* **Task goal**:
Extract the complete data exactly as given.

====== Recorded data ======

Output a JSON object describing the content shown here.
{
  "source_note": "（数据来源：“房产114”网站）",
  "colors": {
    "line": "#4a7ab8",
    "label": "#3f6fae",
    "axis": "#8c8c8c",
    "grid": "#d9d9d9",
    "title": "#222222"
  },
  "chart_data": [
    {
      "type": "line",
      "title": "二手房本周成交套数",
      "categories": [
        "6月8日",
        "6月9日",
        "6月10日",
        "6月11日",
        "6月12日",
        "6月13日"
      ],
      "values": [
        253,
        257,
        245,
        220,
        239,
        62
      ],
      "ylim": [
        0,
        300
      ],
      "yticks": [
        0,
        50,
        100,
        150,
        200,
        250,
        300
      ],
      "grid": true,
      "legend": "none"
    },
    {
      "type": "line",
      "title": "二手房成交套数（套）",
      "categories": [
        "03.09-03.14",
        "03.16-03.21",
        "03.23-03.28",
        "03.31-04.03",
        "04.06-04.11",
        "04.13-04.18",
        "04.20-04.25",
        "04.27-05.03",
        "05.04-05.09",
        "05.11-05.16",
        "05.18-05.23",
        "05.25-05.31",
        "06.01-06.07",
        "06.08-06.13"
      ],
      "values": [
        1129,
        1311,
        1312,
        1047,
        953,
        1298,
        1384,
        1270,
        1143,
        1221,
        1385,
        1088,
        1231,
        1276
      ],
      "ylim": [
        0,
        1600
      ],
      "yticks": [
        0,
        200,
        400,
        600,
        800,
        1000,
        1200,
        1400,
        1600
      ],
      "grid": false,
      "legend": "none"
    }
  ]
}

======

* **Solution**:
Output a JSON object describing the content shown here.
{
  "source_note": "（数据来源：“房产114”网站）",
  "colors": {
    "line": "#4a7ab8",
    "label": "#3f6fae",
    "axis": "#8c8c8c",
    "grid": "#d9d9d9",
    "title": "#222222"
  },
  "chart_data": [
    {
      "type": "line",
      "title": "二手房本周成交套数",
      "categories": [
        "6月8日",
        "6月9日",
        "6月10日",
        "6月11日",
        "6月12日",
        "6月13日"
      ],
      "values": [
        253,
        257,
        245,
        220,
        239,
        62
      ],
      "ylim": [
        0,
        300
      ],
      "yticks": [
        0,
        50,
        100,
        150,
        200,
        250,
        300
      ],
      "grid": true,
      "legend": "none"
    },
    {
      "type": "line",
      "title": "二手房成交套数（套）",
      "categories": [
        "03.09-03.14",
        "03.16-03.21",
        "03.23-03.28",
        "03.31-04.03",
        "04.06-04.11",
        "04.13-04.18",
        "04.20-04.25",
        "04.27-05.03",
        "05.04-05.09",
        "05.11-05.16",
        "05.18-05.23",
        "05.25-05.31",
        "06.01-06.07",
        "06.08-06.13"
      ],
      "values": [
        1129,
        1311,
        1312,
        1047,
        953,
        1298,
        1384,
        1270,
        1143,
        1221,
        1385,
        1088,
        1231,
        1276
      ],
      "ylim": [
        0,
        1600
      ],
      "yticks": [
        0,
        200,
        400,
        600,
        800,
        1000,
        1200,
        1400,
        1600
      ],
      "grid": false,
      "legend": "none"
    }
  ]
}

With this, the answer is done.